Task statement: Without including any pictures, copy each entry below exactly.
— Start Records to use —
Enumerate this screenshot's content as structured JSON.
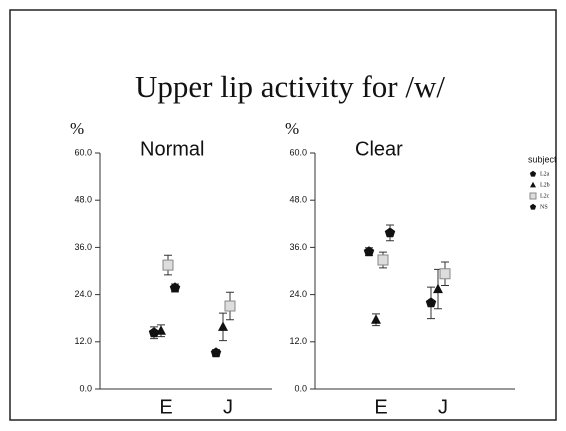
{
  "title": "Upper lip activity for /w/",
  "legend_title": "subject",
  "chart_data": [
    {
      "type": "scatter",
      "title": "Normal",
      "ylabel": "%",
      "categories": [
        "E",
        "J"
      ],
      "ylim": [
        0,
        60
      ],
      "yticks": [
        {
          "value": 0,
          "label": "0.0"
        },
        {
          "value": 12,
          "label": "12.0"
        },
        {
          "value": 24,
          "label": "24.0"
        },
        {
          "value": 36,
          "label": "36.0"
        },
        {
          "value": 48,
          "label": "48.0"
        },
        {
          "value": 60,
          "label": "60.0"
        }
      ],
      "series": [
        {
          "name": "L2a",
          "marker": "pentagon",
          "color": "#111111",
          "values": [
            14.3,
            9.2
          ],
          "errors": [
            1.5,
            0.8
          ]
        },
        {
          "name": "L2b",
          "marker": "triangle",
          "color": "#111111",
          "values": [
            14.8,
            15.8
          ],
          "errors": [
            1.5,
            3.5
          ]
        },
        {
          "name": "L2c",
          "marker": "square",
          "color": "#888888",
          "values": [
            31.5,
            21.1
          ],
          "errors": [
            2.5,
            3.5
          ]
        },
        {
          "name": "NS",
          "marker": "pentagon",
          "color": "#111111",
          "values": [
            25.7,
            null
          ],
          "errors": [
            1.0,
            null
          ]
        }
      ]
    },
    {
      "type": "scatter",
      "title": "Clear",
      "ylabel": "%",
      "categories": [
        "E",
        "J"
      ],
      "ylim": [
        0,
        60
      ],
      "yticks": [
        {
          "value": 0,
          "label": "0.0"
        },
        {
          "value": 12,
          "label": "12.0"
        },
        {
          "value": 24,
          "label": "24.0"
        },
        {
          "value": 36,
          "label": "36.0"
        },
        {
          "value": 48,
          "label": "48.0"
        },
        {
          "value": 60,
          "label": "60.0"
        }
      ],
      "series": [
        {
          "name": "L2a",
          "marker": "pentagon",
          "color": "#111111",
          "values": [
            34.9,
            21.9
          ],
          "errors": [
            1.0,
            4.0
          ]
        },
        {
          "name": "L2b",
          "marker": "triangle",
          "color": "#111111",
          "values": [
            17.6,
            25.4
          ],
          "errors": [
            1.5,
            5.0
          ]
        },
        {
          "name": "L2c",
          "marker": "square",
          "color": "#888888",
          "values": [
            32.8,
            29.3
          ],
          "errors": [
            2.0,
            3.0
          ]
        },
        {
          "name": "NS",
          "marker": "pentagon",
          "color": "#111111",
          "values": [
            39.7,
            null
          ],
          "errors": [
            2.0,
            null
          ]
        }
      ]
    }
  ]
}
— End Records to use —
Expected answer:
Enumerate this screenshot's content as structured JSON.
{
  "title": "Upper lip activity for /w/",
  "legend_title": "subject",
  "chart_data": [
    {
      "type": "scatter",
      "title": "Normal",
      "ylabel": "%",
      "categories": [
        "E",
        "J"
      ],
      "ylim": [
        0,
        60
      ],
      "yticks": [
        {
          "value": 0,
          "label": "0.0"
        },
        {
          "value": 12,
          "label": "12.0"
        },
        {
          "value": 24,
          "label": "24.0"
        },
        {
          "value": 36,
          "label": "36.0"
        },
        {
          "value": 48,
          "label": "48.0"
        },
        {
          "value": 60,
          "label": "60.0"
        }
      ],
      "series": [
        {
          "name": "L2a",
          "marker": "pentagon",
          "color": "#111111",
          "values": [
            14.3,
            9.2
          ],
          "errors": [
            1.5,
            0.8
          ]
        },
        {
          "name": "L2b",
          "marker": "triangle",
          "color": "#111111",
          "values": [
            14.8,
            15.8
          ],
          "errors": [
            1.5,
            3.5
          ]
        },
        {
          "name": "L2c",
          "marker": "square",
          "color": "#888888",
          "values": [
            31.5,
            21.1
          ],
          "errors": [
            2.5,
            3.5
          ]
        },
        {
          "name": "NS",
          "marker": "pentagon",
          "color": "#111111",
          "values": [
            25.7,
            null
          ],
          "errors": [
            1.0,
            null
          ]
        }
      ]
    },
    {
      "type": "scatter",
      "title": "Clear",
      "ylabel": "%",
      "categories": [
        "E",
        "J"
      ],
      "ylim": [
        0,
        60
      ],
      "yticks": [
        {
          "value": 0,
          "label": "0.0"
        },
        {
          "value": 12,
          "label": "12.0"
        },
        {
          "value": 24,
          "label": "24.0"
        },
        {
          "value": 36,
          "label": "36.0"
        },
        {
          "value": 48,
          "label": "48.0"
        },
        {
          "value": 60,
          "label": "60.0"
        }
      ],
      "series": [
        {
          "name": "L2a",
          "marker": "pentagon",
          "color": "#111111",
          "values": [
            34.9,
            21.9
          ],
          "errors": [
            1.0,
            4.0
          ]
        },
        {
          "name": "L2b",
          "marker": "triangle",
          "color": "#111111",
          "values": [
            17.6,
            25.4
          ],
          "errors": [
            1.5,
            5.0
          ]
        },
        {
          "name": "L2c",
          "marker": "square",
          "color": "#888888",
          "values": [
            32.8,
            29.3
          ],
          "errors": [
            2.0,
            3.0
          ]
        },
        {
          "name": "NS",
          "marker": "pentagon",
          "color": "#111111",
          "values": [
            39.7,
            null
          ],
          "errors": [
            2.0,
            null
          ]
        }
      ]
    }
  ]
}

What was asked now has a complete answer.